→ **Prompt**:
Copy the data exactly; pictures stay out of the copy.

───── Items ─────

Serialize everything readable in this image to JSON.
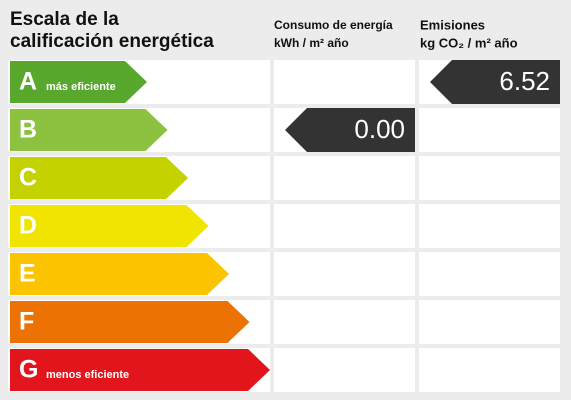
{
  "header": {
    "title_lines": [
      "Escala de la",
      "calificación energética"
    ],
    "consumption": {
      "line1": "Consumo de energía",
      "line2": "kWh / m² año"
    },
    "emissions": {
      "line1": "Emisiones",
      "line2": "kg CO₂ / m² año"
    }
  },
  "rows": [
    {
      "letter": "A",
      "note": "más eficiente",
      "color": "#58a82e"
    },
    {
      "letter": "B",
      "color": "#8cc23f"
    },
    {
      "letter": "C",
      "color": "#c4d200"
    },
    {
      "letter": "D",
      "color": "#f0e400"
    },
    {
      "letter": "E",
      "color": "#fbc300"
    },
    {
      "letter": "F",
      "color": "#ec7204"
    },
    {
      "letter": "G",
      "note": "menos eficiente",
      "color": "#e2151c"
    }
  ],
  "consumption": {
    "value": "0.00"
  },
  "emissions": {
    "value": "6.52"
  }
}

─────

→ **Response to the exercise**:
Serialize everything readable in this image to JSON.
{
  "header": {
    "title_lines": [
      "Escala de la",
      "calificación energética"
    ],
    "consumption": {
      "line1": "Consumo de energía",
      "line2": "kWh / m² año"
    },
    "emissions": {
      "line1": "Emisiones",
      "line2": "kg CO₂ / m² año"
    }
  },
  "rows": [
    {
      "letter": "A",
      "note": "más eficiente",
      "color": "#58a82e"
    },
    {
      "letter": "B",
      "color": "#8cc23f"
    },
    {
      "letter": "C",
      "color": "#c4d200"
    },
    {
      "letter": "D",
      "color": "#f0e400"
    },
    {
      "letter": "E",
      "color": "#fbc300"
    },
    {
      "letter": "F",
      "color": "#ec7204"
    },
    {
      "letter": "G",
      "note": "menos eficiente",
      "color": "#e2151c"
    }
  ],
  "consumption": {
    "value": "0.00"
  },
  "emissions": {
    "value": "6.52"
  }
}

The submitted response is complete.